Aim → Search the records for the word "Республика" and pick out every line that has it.

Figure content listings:
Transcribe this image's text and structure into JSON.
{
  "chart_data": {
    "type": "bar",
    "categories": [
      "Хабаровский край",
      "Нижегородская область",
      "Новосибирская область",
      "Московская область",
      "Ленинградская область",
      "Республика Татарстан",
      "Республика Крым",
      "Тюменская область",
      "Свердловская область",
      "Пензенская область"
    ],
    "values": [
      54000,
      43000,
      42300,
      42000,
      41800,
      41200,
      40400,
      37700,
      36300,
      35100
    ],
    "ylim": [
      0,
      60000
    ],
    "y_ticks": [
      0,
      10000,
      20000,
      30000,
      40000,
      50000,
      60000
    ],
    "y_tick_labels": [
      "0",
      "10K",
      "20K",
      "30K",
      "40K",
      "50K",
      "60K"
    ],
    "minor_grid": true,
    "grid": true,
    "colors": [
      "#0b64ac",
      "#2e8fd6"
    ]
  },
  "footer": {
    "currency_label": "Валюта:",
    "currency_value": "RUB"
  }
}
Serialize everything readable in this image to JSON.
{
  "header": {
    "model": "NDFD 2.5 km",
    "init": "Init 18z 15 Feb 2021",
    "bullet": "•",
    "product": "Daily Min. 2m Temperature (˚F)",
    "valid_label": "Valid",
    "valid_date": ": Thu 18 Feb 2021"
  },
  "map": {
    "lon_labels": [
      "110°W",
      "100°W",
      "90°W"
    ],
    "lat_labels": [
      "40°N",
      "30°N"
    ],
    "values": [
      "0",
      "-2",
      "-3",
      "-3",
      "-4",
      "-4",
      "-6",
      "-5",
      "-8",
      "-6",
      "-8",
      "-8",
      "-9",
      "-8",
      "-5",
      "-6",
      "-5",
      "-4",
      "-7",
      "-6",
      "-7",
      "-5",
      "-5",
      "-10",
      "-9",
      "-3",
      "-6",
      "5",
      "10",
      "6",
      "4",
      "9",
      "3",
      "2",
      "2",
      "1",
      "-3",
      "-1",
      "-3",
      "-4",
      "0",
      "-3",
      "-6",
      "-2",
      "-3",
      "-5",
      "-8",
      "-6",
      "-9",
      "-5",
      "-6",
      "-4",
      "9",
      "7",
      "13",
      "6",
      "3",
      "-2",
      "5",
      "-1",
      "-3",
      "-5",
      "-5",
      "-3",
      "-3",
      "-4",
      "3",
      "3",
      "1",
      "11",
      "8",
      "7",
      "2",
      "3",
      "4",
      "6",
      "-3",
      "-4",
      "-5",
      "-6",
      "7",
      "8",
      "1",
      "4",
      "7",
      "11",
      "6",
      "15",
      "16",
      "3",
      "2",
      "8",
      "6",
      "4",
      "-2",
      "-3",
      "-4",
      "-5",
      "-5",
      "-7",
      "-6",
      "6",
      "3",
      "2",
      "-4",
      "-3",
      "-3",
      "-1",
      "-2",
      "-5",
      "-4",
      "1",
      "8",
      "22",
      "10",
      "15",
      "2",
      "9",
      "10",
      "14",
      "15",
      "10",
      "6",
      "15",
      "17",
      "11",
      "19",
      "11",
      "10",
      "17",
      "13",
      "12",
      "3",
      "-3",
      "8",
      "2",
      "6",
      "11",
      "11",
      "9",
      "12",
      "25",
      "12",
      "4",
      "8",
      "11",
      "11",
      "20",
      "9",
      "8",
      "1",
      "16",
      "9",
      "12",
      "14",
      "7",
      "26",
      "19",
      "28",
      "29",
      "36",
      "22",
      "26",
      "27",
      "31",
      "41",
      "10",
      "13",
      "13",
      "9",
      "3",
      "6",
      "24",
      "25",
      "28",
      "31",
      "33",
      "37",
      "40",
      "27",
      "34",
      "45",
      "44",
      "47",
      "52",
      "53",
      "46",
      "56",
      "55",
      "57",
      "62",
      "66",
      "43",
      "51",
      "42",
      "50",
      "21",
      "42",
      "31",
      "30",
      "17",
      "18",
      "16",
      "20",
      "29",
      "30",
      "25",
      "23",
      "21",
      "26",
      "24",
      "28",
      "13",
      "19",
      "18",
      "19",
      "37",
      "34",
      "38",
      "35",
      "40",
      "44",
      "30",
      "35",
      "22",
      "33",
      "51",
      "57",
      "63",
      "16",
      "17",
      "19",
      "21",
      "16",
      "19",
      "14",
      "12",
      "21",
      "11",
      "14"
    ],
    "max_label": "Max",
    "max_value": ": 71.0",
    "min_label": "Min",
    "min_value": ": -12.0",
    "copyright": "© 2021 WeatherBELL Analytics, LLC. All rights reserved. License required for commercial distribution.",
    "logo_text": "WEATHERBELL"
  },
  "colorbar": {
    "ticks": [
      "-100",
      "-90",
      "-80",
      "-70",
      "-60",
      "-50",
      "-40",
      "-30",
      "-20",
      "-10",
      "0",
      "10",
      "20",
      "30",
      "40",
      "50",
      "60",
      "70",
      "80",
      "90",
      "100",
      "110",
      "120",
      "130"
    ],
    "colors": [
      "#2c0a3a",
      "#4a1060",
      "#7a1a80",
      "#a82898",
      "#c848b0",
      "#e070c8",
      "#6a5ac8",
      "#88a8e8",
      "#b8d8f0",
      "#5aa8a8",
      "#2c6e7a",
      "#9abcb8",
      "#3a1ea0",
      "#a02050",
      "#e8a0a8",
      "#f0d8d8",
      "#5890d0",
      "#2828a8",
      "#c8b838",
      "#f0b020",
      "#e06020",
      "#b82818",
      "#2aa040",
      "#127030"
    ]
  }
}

Response →
      "Республика Татарстан",
      "Республика Крым",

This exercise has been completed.